==== PROVIDED DATA ====

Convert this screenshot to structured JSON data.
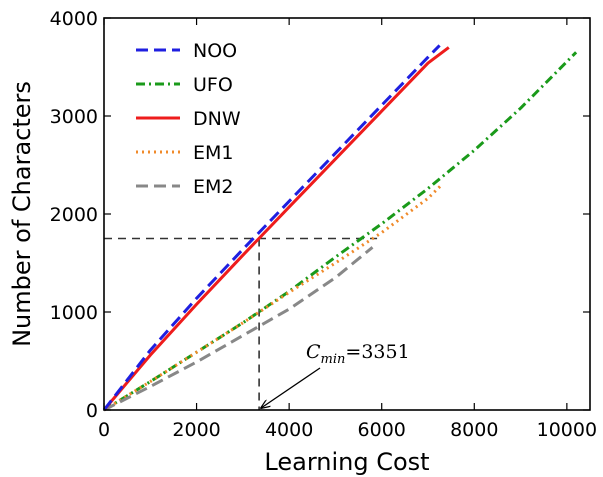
{
  "chart_data": {
    "type": "line",
    "xlabel": "Learning Cost",
    "ylabel": "Number of Characters",
    "xlim": [
      0,
      10500
    ],
    "ylim": [
      0,
      4000
    ],
    "xticks": [
      0,
      2000,
      4000,
      6000,
      8000,
      10000
    ],
    "yticks": [
      0,
      1000,
      2000,
      3000,
      4000
    ],
    "grid": false,
    "legend_position": "top-left",
    "series": [
      {
        "name": "NOO",
        "color": "#1f1fe0",
        "dash": "dashed",
        "x": [
          0,
          1000,
          2000,
          3000,
          4000,
          5000,
          6000,
          7000,
          7250
        ],
        "y": [
          0,
          610,
          1140,
          1640,
          2130,
          2620,
          3110,
          3600,
          3720
        ]
      },
      {
        "name": "UFO",
        "color": "#1a9a1a",
        "dash": "dashdot",
        "x": [
          0,
          1000,
          2000,
          3000,
          4000,
          5000,
          6000,
          7000,
          8000,
          9000,
          10200
        ],
        "y": [
          0,
          290,
          590,
          890,
          1210,
          1560,
          1900,
          2260,
          2650,
          3080,
          3650
        ]
      },
      {
        "name": "DNW",
        "color": "#ee1c1c",
        "dash": "solid",
        "x": [
          0,
          1000,
          2000,
          3000,
          4000,
          5000,
          6000,
          7000,
          7450
        ],
        "y": [
          0,
          560,
          1080,
          1580,
          2070,
          2560,
          3050,
          3540,
          3700
        ]
      },
      {
        "name": "EM1",
        "color": "#f08a2a",
        "dash": "dotted",
        "x": [
          0,
          1000,
          2000,
          3000,
          4000,
          5000,
          6000,
          7000,
          7300
        ],
        "y": [
          0,
          290,
          590,
          890,
          1200,
          1500,
          1810,
          2160,
          2300
        ]
      },
      {
        "name": "EM2",
        "color": "#888888",
        "dash": "dashed",
        "x": [
          0,
          1000,
          2000,
          3000,
          4000,
          5000,
          5800
        ],
        "y": [
          0,
          240,
          490,
          760,
          1030,
          1350,
          1660
        ]
      }
    ],
    "reference_lines": {
      "horizontal_y": 1750,
      "horizontal_x_end": 5900,
      "vertical_x": 3351
    },
    "annotation": {
      "symbol": "C",
      "subscript": "min",
      "text": "=3351",
      "x": 3351,
      "y": 0
    }
  }
}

====

- _PROBLEM DESCRIPTION_
In the records above, how many lines include the string "color"? Answer with only the number.

- _RIGHT ANSWER_
5